Each entry must appear again exactly as it does in the source.

◇ ◇ ◇ ◇ ◇ ◇ ◇

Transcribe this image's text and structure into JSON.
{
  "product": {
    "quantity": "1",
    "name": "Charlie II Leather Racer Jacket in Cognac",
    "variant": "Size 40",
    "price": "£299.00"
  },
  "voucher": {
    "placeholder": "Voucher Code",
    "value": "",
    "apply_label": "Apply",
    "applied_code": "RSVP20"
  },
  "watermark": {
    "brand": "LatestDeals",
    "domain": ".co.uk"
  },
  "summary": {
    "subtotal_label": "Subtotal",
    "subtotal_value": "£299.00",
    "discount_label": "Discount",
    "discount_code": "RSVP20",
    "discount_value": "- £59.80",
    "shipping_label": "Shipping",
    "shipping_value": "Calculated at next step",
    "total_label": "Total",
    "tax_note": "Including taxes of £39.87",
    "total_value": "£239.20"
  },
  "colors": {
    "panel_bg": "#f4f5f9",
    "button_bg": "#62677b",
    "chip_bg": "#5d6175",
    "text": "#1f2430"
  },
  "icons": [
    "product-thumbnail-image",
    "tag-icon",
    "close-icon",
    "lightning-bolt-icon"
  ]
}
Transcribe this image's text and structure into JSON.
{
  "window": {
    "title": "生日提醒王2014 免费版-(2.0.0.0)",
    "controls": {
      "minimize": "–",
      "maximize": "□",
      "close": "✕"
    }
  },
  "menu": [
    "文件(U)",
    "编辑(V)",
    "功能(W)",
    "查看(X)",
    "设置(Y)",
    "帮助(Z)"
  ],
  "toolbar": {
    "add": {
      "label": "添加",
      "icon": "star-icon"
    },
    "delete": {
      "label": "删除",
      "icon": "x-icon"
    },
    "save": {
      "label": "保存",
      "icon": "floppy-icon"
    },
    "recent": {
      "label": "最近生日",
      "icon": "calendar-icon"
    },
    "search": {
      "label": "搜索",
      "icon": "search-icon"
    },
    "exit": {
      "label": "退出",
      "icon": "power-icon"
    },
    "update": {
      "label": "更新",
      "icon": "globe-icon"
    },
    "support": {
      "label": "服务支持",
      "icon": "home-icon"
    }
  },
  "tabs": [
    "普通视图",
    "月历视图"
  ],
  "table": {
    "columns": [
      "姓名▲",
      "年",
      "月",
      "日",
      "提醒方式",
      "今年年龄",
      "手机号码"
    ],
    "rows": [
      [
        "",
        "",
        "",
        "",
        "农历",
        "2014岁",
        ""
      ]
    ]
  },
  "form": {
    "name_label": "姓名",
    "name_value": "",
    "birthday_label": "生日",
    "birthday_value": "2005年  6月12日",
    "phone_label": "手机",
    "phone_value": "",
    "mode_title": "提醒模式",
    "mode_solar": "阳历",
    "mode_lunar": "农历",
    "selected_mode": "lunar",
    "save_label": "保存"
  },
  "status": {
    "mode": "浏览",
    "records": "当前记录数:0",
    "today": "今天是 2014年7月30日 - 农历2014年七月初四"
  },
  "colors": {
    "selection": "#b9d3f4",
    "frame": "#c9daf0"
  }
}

◇ ◇ ◇ ◇ ◇ ◇ ◇

EXERCISE ANSWER:
Transcribe this image's text and structure into JSON.
{
  "product": {
    "quantity": "1",
    "name": "Charlie II Leather Racer Jacket in Cognac",
    "variant": "Size 40",
    "price": "£299.00"
  },
  "voucher": {
    "placeholder": "Voucher Code",
    "value": "",
    "apply_label": "Apply",
    "applied_code": "RSVP20"
  },
  "watermark": {
    "brand": "LatestDeals",
    "domain": ".co.uk"
  },
  "summary": {
    "subtotal_label": "Subtotal",
    "subtotal_value": "£299.00",
    "discount_label": "Discount",
    "discount_code": "RSVP20",
    "discount_value": "- £59.80",
    "shipping_label": "Shipping",
    "shipping_value": "Calculated at next step",
    "total_label": "Total",
    "tax_note": "Including taxes of £39.87",
    "total_value": "£239.20"
  },
  "colors": {
    "panel_bg": "#f4f5f9",
    "button_bg": "#62677b",
    "chip_bg": "#5d6175",
    "text": "#1f2430"
  },
  "icons": [
    "product-thumbnail-image",
    "tag-icon",
    "close-icon",
    "lightning-bolt-icon"
  ]
}
Transcribe this image's text and structure into JSON.
{
  "window": {
    "title": "生日提醒王2014 免费版-(2.0.0.0)",
    "controls": {
      "minimize": "–",
      "maximize": "□",
      "close": "✕"
    }
  },
  "menu": [
    "文件(U)",
    "编辑(V)",
    "功能(W)",
    "查看(X)",
    "设置(Y)",
    "帮助(Z)"
  ],
  "toolbar": {
    "add": {
      "label": "添加",
      "icon": "star-icon"
    },
    "delete": {
      "label": "删除",
      "icon": "x-icon"
    },
    "save": {
      "label": "保存",
      "icon": "floppy-icon"
    },
    "recent": {
      "label": "最近生日",
      "icon": "calendar-icon"
    },
    "search": {
      "label": "搜索",
      "icon": "search-icon"
    },
    "exit": {
      "label": "退出",
      "icon": "power-icon"
    },
    "update": {
      "label": "更新",
      "icon": "globe-icon"
    },
    "support": {
      "label": "服务支持",
      "icon": "home-icon"
    }
  },
  "tabs": [
    "普通视图",
    "月历视图"
  ],
  "table": {
    "columns": [
      "姓名▲",
      "年",
      "月",
      "日",
      "提醒方式",
      "今年年龄",
      "手机号码"
    ],
    "rows": [
      [
        "",
        "",
        "",
        "",
        "农历",
        "2014岁",
        ""
      ]
    ]
  },
  "form": {
    "name_label": "姓名",
    "name_value": "",
    "birthday_label": "生日",
    "birthday_value": "2005年  6月12日",
    "phone_label": "手机",
    "phone_value": "",
    "mode_title": "提醒模式",
    "mode_solar": "阳历",
    "mode_lunar": "农历",
    "selected_mode": "lunar",
    "save_label": "保存"
  },
  "status": {
    "mode": "浏览",
    "records": "当前记录数:0",
    "today": "今天是 2014年7月30日 - 农历2014年七月初四"
  },
  "colors": {
    "selection": "#b9d3f4",
    "frame": "#c9daf0"
  }
}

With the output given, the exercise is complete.